Data items =
>> START

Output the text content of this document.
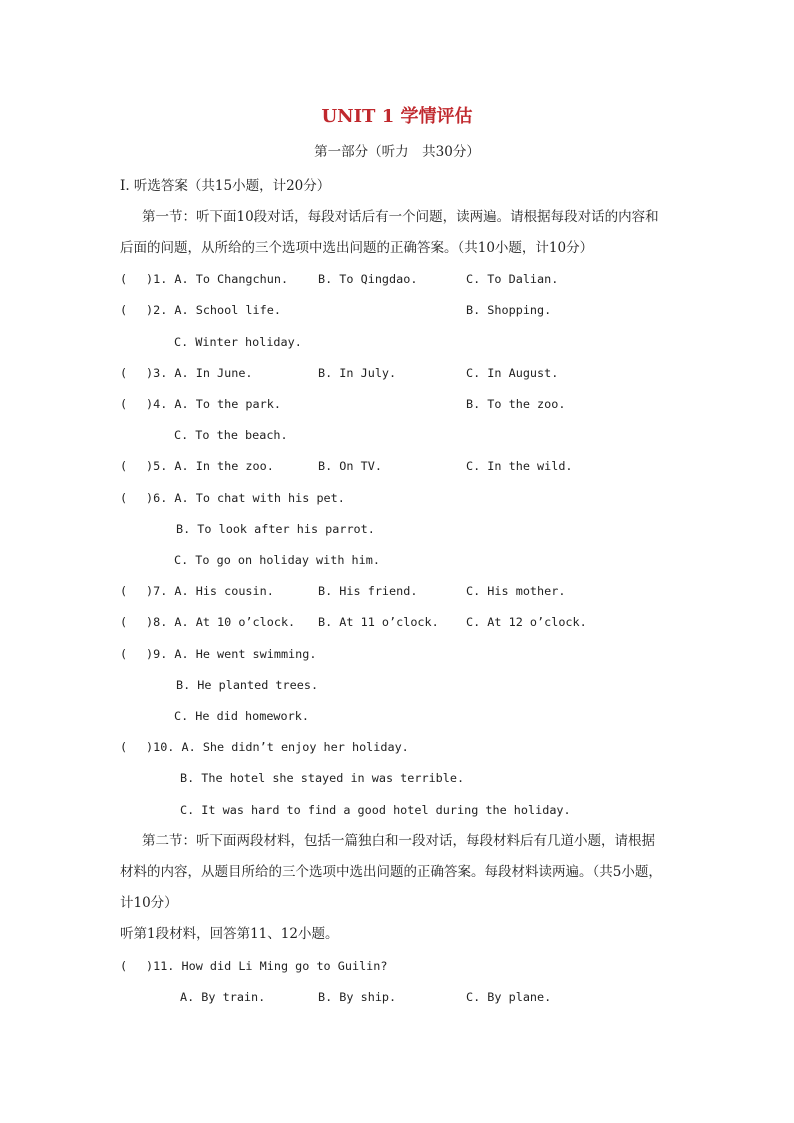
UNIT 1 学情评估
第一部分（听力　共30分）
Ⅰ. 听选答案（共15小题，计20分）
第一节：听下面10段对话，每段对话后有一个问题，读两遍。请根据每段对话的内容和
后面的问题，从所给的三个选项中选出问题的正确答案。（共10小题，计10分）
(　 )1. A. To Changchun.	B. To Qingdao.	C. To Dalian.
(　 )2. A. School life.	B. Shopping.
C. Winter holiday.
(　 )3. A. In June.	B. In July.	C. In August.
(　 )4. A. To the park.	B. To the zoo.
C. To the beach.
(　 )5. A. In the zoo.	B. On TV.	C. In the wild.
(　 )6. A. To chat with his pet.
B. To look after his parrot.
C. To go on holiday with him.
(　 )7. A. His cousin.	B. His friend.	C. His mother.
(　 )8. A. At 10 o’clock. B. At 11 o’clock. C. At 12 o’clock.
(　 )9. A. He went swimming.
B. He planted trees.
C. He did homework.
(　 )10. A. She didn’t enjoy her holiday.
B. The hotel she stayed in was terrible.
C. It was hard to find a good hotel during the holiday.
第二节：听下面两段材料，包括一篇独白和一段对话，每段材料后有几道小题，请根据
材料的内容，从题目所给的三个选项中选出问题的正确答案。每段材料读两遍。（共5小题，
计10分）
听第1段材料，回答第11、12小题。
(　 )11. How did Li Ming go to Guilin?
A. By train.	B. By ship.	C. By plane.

>> END

PROBLEM DETAILS = Copy and report every line where the word "holiday" is present.

THE REPLY =
C. Winter holiday.
C. To go on holiday with him.
(　 )10. A. She didn’t enjoy her holiday.
C. It was hard to find a good hotel during the holiday.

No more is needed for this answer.